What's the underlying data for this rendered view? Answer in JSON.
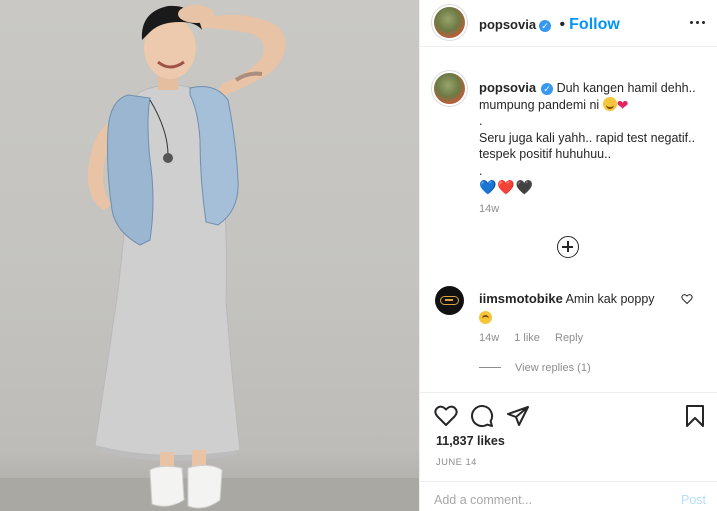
{
  "post": {
    "author": "popsovia",
    "follow_label": "Follow",
    "separator": "•"
  },
  "caption": {
    "username": "popsovia",
    "line1": "Duh kangen hamil dehh.. mumpung pandemi ni",
    "dot1": ".",
    "line2": "Seru juga kali yahh.. rapid test negatif.. tespek positif huhuhuu..",
    "dot2": ".",
    "hearts": "💙❤️🖤",
    "timestamp": "14w"
  },
  "comment": {
    "username": "iimsmotobike",
    "text": "Amin kak poppy",
    "timestamp": "14w",
    "likes": "1 like",
    "reply_label": "Reply",
    "view_replies": "View replies (1)"
  },
  "stats": {
    "likes": "11,837 likes",
    "date": "JUNE 14"
  },
  "composer": {
    "placeholder": "Add a comment...",
    "post_label": "Post"
  },
  "icons": {
    "like": "heart-outline-icon",
    "comment": "comment-bubble-icon",
    "share": "paper-plane-icon",
    "save": "bookmark-icon",
    "more": "more-horizontal-icon",
    "load_more": "plus-circle-icon"
  },
  "colors": {
    "accent": "#0095f6",
    "verified": "#3897f0",
    "muted": "#8e8e8e",
    "text": "#262626",
    "post_disabled": "#b2dffc"
  }
}
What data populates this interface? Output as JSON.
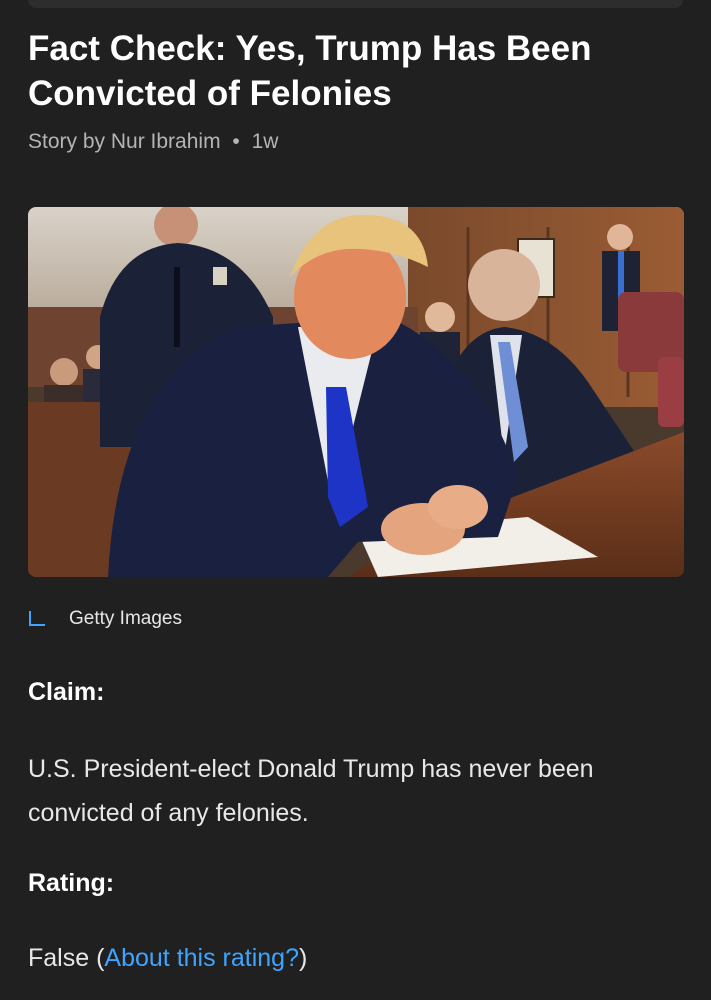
{
  "article": {
    "title": "Fact Check: Yes, Trump Has Been Convicted of Felonies",
    "byline": {
      "author": "Story by Nur Ibrahim",
      "separator": "•",
      "age": "1w"
    },
    "image": {
      "credit": "Getty Images",
      "credit_icon": "corner-bracket-icon"
    },
    "claim": {
      "label": "Claim:",
      "text": "U.S. President-elect Donald Trump has never been convicted of any felonies."
    },
    "rating": {
      "label": "Rating:",
      "value": "False",
      "open_paren": "(",
      "link": "About this rating?",
      "close_paren": ")"
    }
  },
  "colors": {
    "background": "#202020",
    "text": "#ffffff",
    "muted": "#b4b4b4",
    "link": "#3da5ff"
  }
}
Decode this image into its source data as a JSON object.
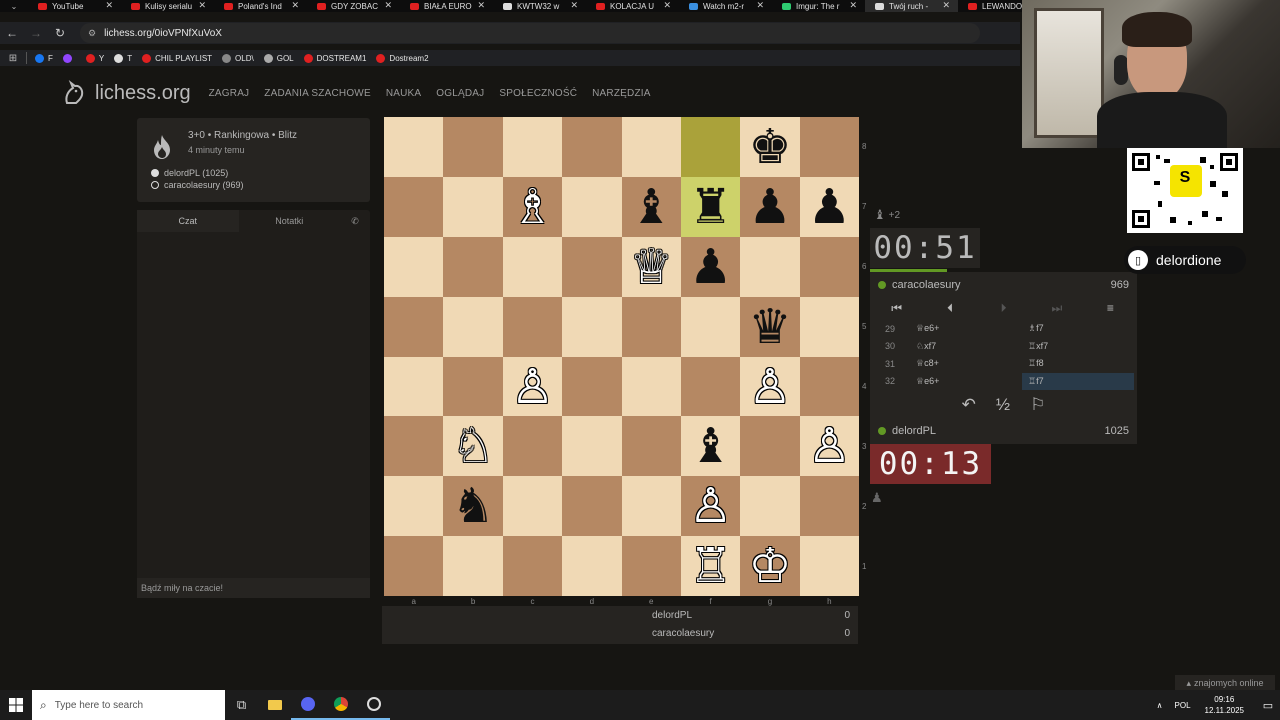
{
  "browser": {
    "tabs": [
      {
        "label": "YouTube",
        "color": "#e02020"
      },
      {
        "label": "Kulisy serialu",
        "color": "#e02020"
      },
      {
        "label": "Poland's Ind",
        "color": "#e02020"
      },
      {
        "label": "GDY ZOBAC",
        "color": "#e02020"
      },
      {
        "label": "BIAŁA EURO",
        "color": "#e02020"
      },
      {
        "label": "KWTW32 w",
        "color": "#dddddd"
      },
      {
        "label": "KOLACJA U",
        "color": "#e02020"
      },
      {
        "label": "Watch m2-r",
        "color": "#3a8fe0"
      },
      {
        "label": "Imgur: The r",
        "color": "#2ecc71"
      },
      {
        "label": "Twój ruch - ",
        "color": "#dddddd"
      },
      {
        "label": "LEWANDOW",
        "color": "#e02020"
      }
    ],
    "url": "lichess.org/0ioVPNfXuVoX",
    "bookmarks": [
      {
        "label": "F",
        "color": "#1877f2"
      },
      {
        "label": "",
        "color": "#9146ff"
      },
      {
        "label": "Y",
        "color": "#e02020"
      },
      {
        "label": "T",
        "color": "#dddddd"
      },
      {
        "label": "CHIL PLAYLIST",
        "color": "#e02020"
      },
      {
        "label": "OLD\\",
        "color": "#888888"
      },
      {
        "label": "GOL",
        "color": "#aaaaaa"
      },
      {
        "label": "DOSTREAM1",
        "color": "#e02020"
      },
      {
        "label": "Dostream2",
        "color": "#e02020"
      }
    ]
  },
  "site": {
    "logo": "lichess.org",
    "nav": [
      "ZAGRAJ",
      "ZADANIA SZACHOWE",
      "NAUKA",
      "OGLĄDAJ",
      "SPOŁECZNOŚĆ",
      "NARZĘDZIA"
    ]
  },
  "game_info": {
    "title": "3+0 • Rankingowa • Blitz",
    "time_ago": "4 minuty temu",
    "white": "delordPL (1025)",
    "black": "caracolaesury (969)"
  },
  "chat": {
    "tab_chat": "Czat",
    "tab_notes": "Notatki",
    "placeholder": "Bądź miły na czacie!"
  },
  "board": {
    "files": [
      "a",
      "b",
      "c",
      "d",
      "e",
      "f",
      "g",
      "h"
    ],
    "ranks": [
      "8",
      "7",
      "6",
      "5",
      "4",
      "3",
      "2",
      "1"
    ],
    "highlight": [
      "f8",
      "f7"
    ],
    "pieces": {
      "g8": "♚",
      "c7": "♗",
      "e7": "♝",
      "f7": "♜",
      "g7": "♟",
      "h7": "♟",
      "e6": "♕",
      "f6": "♟",
      "g5": "♛",
      "c4": "♙",
      "g4": "♙",
      "b3": "♘",
      "f3": "♝",
      "h3": "♙",
      "b2": "♞",
      "f2": "♙",
      "f1": "♖",
      "g1": "♔"
    },
    "white_pieces": [
      "c7",
      "e6",
      "c4",
      "g4",
      "b3",
      "h3",
      "f2",
      "f1",
      "g1"
    ]
  },
  "score": {
    "rows": [
      {
        "name": "delordPL",
        "score": "0"
      },
      {
        "name": "caracolaesury",
        "score": "0"
      }
    ]
  },
  "opponent": {
    "material": "+2",
    "clock": "00:51",
    "name": "caracolaesury",
    "rating": "969",
    "time_fraction": 0.29
  },
  "player": {
    "clock": "00:13",
    "name": "delordPL",
    "rating": "1025"
  },
  "moves": [
    {
      "n": "29",
      "w": "♕e6+",
      "b": "♗f7"
    },
    {
      "n": "30",
      "w": "♘xf7",
      "b": "♖xf7"
    },
    {
      "n": "31",
      "w": "♕c8+",
      "b": "♖f8"
    },
    {
      "n": "32",
      "w": "♕e6+",
      "b": "♖f7"
    }
  ],
  "move_controls": [
    "⏮",
    "⏴",
    "⏵",
    "⏭",
    "≡"
  ],
  "actions": [
    "↶",
    "½",
    "⚐"
  ],
  "stream": {
    "badge": "delordione",
    "qr_letter": "S"
  },
  "friends_online": "znajomych online",
  "taskbar": {
    "search_placeholder": "Type here to search",
    "lang": "POL",
    "time": "09:16",
    "date": "12.11.2025"
  }
}
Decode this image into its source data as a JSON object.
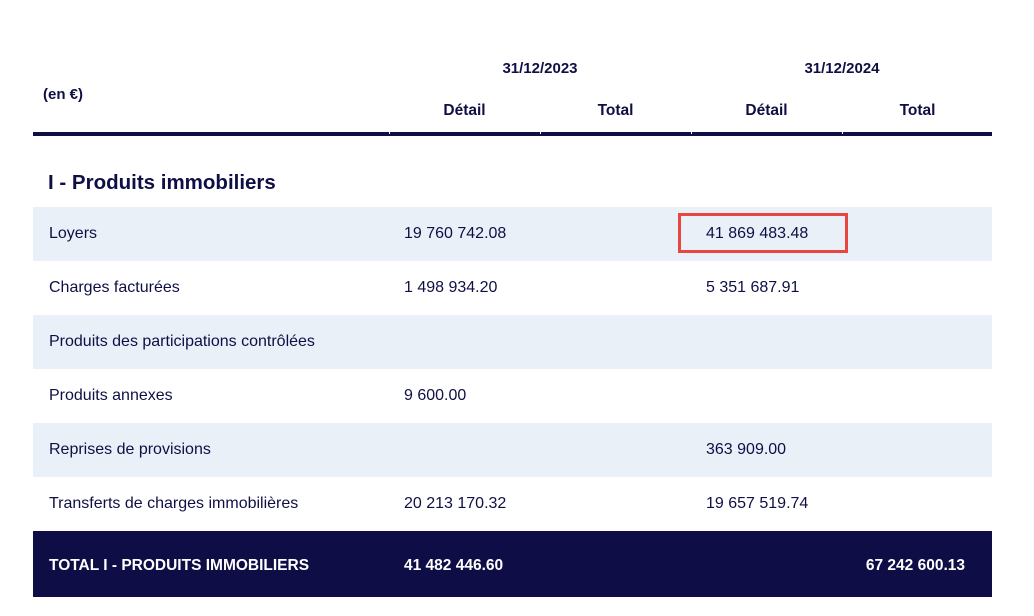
{
  "header": {
    "unit": "(en €)",
    "dates": [
      "31/12/2023",
      "31/12/2024"
    ],
    "subcols": [
      "Détail",
      "Total",
      "Détail",
      "Total"
    ]
  },
  "section": {
    "title": "I - Produits immobiliers"
  },
  "rows": [
    {
      "label": "Loyers",
      "detail_2023": "19 760 742.08",
      "detail_2024": "41 869 483.48"
    },
    {
      "label": "Charges facturées",
      "detail_2023": "1 498 934.20",
      "detail_2024": "5 351 687.91"
    },
    {
      "label": "Produits des participations contrôlées",
      "detail_2023": "",
      "detail_2024": ""
    },
    {
      "label": "Produits annexes",
      "detail_2023": "9 600.00",
      "detail_2024": ""
    },
    {
      "label": "Reprises de provisions",
      "detail_2023": "",
      "detail_2024": "363 909.00"
    },
    {
      "label": "Transferts de charges immobilières",
      "detail_2023": "20 213 170.32",
      "detail_2024": "19 657 519.74"
    }
  ],
  "total": {
    "label": "TOTAL I - PRODUITS IMMOBILIERS",
    "total_2023": "41 482 446.60",
    "total_2024": "67 242 600.13"
  },
  "colors": {
    "navy": "#0f0d45",
    "row_alt": "#eaf0f8",
    "highlight_border": "#e8463e"
  }
}
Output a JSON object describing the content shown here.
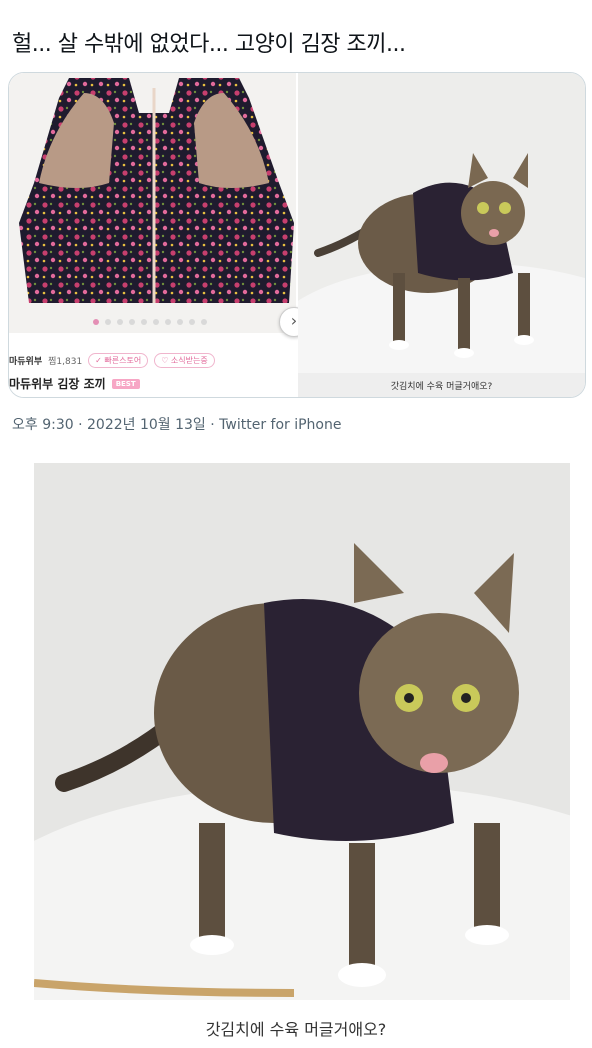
{
  "tweet": {
    "text": "헐... 살 수밖에 없었다... 고양이 김장 조끼..."
  },
  "media_left": {
    "shop_name": "마듀위부",
    "shop_count": "찜1,831",
    "pill1": "✓ 빠른스토어",
    "pill2": "♡ 소식받는중",
    "product_name": "마듀위부 김장 조끼",
    "badge": "BEST",
    "dots_total": 10,
    "dots_active": 1
  },
  "media_right": {
    "caption": "갓김치에 수육 머글거애오?"
  },
  "meta": {
    "line": "오후 9:30 · 2022년 10월 13일 · Twitter for iPhone"
  },
  "big_image": {
    "caption": "갓김치에 수육 머글거애오?"
  },
  "colors": {
    "accent_pink": "#e48fb5",
    "meta_gray": "#536471",
    "vest_dark": "#1f1b2e",
    "vest_flower": "#c73f6e"
  },
  "icons": {
    "next_arrow": "chevron-right-icon"
  }
}
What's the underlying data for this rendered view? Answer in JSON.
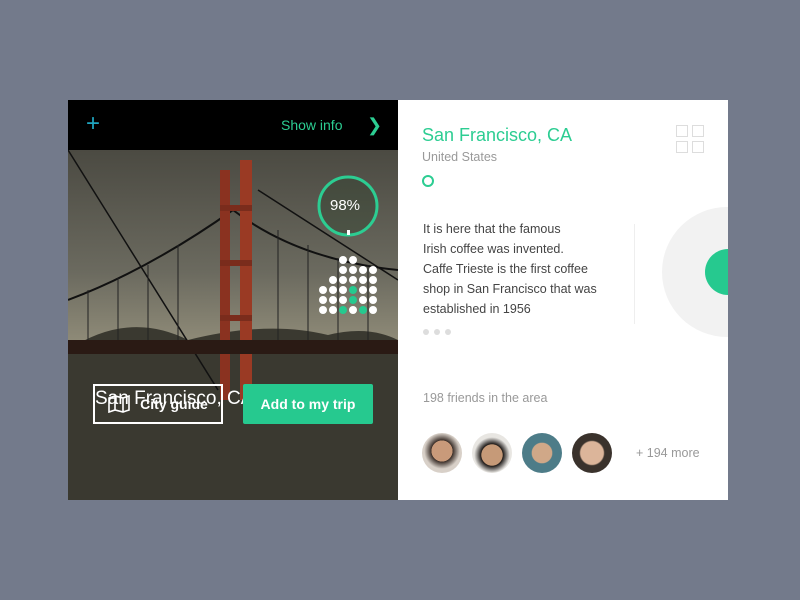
{
  "topbar": {
    "add_icon": "plus-icon",
    "show_info": "Show info",
    "chevron_icon": "chevron-right-icon"
  },
  "photo": {
    "city": "San Francisco, CA",
    "progress_label": "98%",
    "progress": 0.98
  },
  "buttons": {
    "city_guide": "City guide",
    "add_trip": "Add to my trip"
  },
  "info": {
    "title": "San Francisco, CA",
    "country": "United States",
    "description_lines": [
      "It is here that the famous",
      "Irish coffee was invented.",
      "Caffe Trieste is the first coffee",
      "shop in San Francisco that was",
      "established in 1956"
    ],
    "friends": "198 friends in the area",
    "more": "+ 194 more"
  },
  "colors": {
    "accent": "#26c98f",
    "plus": "#1fa5c0"
  }
}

= = =

** TASK DIRECTIONS **
Find how many lines of the entries contain "Francisco". Respond with the number only.

** RESPONSE FOR THIS EXERCISE **
3